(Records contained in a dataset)
** BEGIN **

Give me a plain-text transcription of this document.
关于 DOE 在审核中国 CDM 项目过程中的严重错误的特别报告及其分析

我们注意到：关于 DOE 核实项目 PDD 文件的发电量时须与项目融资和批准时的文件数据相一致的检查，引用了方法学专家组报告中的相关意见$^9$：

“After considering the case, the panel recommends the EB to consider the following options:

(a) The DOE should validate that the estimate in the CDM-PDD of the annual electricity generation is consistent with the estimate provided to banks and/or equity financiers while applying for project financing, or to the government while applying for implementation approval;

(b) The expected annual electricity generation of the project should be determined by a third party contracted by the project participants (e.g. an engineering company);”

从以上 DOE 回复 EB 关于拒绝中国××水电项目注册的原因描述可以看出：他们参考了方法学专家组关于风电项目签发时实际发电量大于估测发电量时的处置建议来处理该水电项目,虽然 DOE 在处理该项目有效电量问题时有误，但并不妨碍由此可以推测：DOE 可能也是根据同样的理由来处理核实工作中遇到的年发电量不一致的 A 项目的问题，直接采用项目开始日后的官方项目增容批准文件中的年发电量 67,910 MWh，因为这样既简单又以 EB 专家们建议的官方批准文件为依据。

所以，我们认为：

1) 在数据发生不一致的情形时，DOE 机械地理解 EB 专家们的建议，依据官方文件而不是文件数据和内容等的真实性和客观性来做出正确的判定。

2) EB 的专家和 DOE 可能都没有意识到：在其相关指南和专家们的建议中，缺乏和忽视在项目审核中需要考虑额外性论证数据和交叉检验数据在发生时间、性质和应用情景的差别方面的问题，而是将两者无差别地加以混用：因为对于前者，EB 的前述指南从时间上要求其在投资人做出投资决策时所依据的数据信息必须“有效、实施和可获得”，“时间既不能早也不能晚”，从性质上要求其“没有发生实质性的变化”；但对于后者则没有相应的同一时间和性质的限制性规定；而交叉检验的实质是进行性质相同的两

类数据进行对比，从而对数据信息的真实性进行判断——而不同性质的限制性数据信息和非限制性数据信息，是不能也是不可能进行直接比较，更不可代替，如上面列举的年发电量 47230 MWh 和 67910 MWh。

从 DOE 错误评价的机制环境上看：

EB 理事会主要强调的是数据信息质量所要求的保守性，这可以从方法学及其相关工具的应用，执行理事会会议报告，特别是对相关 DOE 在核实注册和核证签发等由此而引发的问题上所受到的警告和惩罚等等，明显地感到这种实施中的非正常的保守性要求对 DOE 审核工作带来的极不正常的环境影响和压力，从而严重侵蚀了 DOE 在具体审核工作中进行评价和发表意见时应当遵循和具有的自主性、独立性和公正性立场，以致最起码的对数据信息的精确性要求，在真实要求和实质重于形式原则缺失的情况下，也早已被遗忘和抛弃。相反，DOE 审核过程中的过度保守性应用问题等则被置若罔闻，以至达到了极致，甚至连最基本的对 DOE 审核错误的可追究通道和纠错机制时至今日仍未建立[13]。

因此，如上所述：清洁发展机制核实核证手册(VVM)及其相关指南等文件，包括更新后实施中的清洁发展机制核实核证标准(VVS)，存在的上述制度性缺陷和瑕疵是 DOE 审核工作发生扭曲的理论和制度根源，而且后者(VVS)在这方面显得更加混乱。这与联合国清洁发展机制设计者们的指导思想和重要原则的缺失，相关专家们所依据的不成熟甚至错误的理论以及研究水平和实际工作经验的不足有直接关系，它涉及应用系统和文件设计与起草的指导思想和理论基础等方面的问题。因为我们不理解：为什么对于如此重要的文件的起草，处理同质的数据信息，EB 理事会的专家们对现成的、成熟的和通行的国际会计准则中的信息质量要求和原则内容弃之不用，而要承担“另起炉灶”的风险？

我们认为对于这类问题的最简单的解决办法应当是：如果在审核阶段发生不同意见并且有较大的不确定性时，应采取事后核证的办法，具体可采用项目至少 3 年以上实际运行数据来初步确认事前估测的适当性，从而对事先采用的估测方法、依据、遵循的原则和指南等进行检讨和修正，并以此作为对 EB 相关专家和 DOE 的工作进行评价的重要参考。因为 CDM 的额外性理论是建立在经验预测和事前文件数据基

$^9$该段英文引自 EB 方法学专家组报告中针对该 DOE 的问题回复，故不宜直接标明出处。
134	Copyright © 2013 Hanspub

** END **

- Task
Reproduce each line from the records that contains the word "annual".

- Worked answer
(a) The DOE should validate that the estimate in the CDM-PDD of the annual electricity generation is consistent with the estimate provided to banks and/or equity financiers while applying for project financing, or to the government while applying for implementation approval;
(b) The expected annual electricity generation of the project should be determined by a third party contracted by the project participants (e.g. an engineering company);”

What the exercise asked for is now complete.